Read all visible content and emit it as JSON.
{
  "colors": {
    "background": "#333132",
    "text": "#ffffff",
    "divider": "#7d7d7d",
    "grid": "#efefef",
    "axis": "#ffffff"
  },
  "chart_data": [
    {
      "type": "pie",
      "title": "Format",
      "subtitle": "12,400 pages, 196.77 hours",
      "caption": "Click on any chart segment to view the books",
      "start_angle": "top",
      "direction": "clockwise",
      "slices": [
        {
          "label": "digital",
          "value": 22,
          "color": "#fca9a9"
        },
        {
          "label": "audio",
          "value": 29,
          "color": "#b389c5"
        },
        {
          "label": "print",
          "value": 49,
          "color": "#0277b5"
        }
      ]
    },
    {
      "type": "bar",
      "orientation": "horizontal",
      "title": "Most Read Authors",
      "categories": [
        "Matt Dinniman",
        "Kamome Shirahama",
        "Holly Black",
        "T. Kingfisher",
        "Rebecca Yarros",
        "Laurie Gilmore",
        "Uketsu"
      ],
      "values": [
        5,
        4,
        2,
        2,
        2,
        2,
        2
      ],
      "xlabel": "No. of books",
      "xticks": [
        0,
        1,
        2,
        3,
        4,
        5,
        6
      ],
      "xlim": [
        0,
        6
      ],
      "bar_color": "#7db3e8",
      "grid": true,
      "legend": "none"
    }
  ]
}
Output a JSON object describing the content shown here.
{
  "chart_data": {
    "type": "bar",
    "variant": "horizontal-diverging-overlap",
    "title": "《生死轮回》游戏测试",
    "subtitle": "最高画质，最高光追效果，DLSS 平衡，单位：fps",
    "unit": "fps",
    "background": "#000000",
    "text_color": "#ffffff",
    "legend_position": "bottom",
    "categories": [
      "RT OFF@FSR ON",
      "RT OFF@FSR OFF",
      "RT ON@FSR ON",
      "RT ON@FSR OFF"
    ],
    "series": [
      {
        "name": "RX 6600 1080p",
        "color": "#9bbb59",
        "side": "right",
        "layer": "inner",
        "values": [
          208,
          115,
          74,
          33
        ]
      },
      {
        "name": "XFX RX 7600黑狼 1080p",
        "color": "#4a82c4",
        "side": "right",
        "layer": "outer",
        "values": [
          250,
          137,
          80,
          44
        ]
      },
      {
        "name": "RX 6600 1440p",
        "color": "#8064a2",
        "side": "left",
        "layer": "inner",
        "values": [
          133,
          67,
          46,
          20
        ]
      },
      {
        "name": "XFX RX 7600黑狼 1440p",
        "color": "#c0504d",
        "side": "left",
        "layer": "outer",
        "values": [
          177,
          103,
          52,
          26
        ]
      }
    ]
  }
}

------------------------

> **Set problem**
Copy only this span: the line that contains "Output a JSON", the last line, and every line between them.

> **Solved problem**
Output a JSON object describing the content shown here.
{
  "chart_data": {
    "type": "bar",
    "variant": "horizontal-diverging-overlap",
    "title": "《生死轮回》游戏测试",
    "subtitle": "最高画质，最高光追效果，DLSS 平衡，单位：fps",
    "unit": "fps",
    "background": "#000000",
    "text_color": "#ffffff",
    "legend_position": "bottom",
    "categories": [
      "RT OFF@FSR ON",
      "RT OFF@FSR OFF",
      "RT ON@FSR ON",
      "RT ON@FSR OFF"
    ],
    "series": [
      {
        "name": "RX 6600 1080p",
        "color": "#9bbb59",
        "side": "right",
        "layer": "inner",
        "values": [
          208,
          115,
          74,
          33
        ]
      },
      {
        "name": "XFX RX 7600黑狼 1080p",
        "color": "#4a82c4",
        "side": "right",
        "layer": "outer",
        "values": [
          250,
          137,
          80,
          44
        ]
      },
      {
        "name": "RX 6600 1440p",
        "color": "#8064a2",
        "side": "left",
        "layer": "inner",
        "values": [
          133,
          67,
          46,
          20
        ]
      },
      {
        "name": "XFX RX 7600黑狼 1440p",
        "color": "#c0504d",
        "side": "left",
        "layer": "outer",
        "values": [
          177,
          103,
          52,
          26
        ]
      }
    ]
  }
}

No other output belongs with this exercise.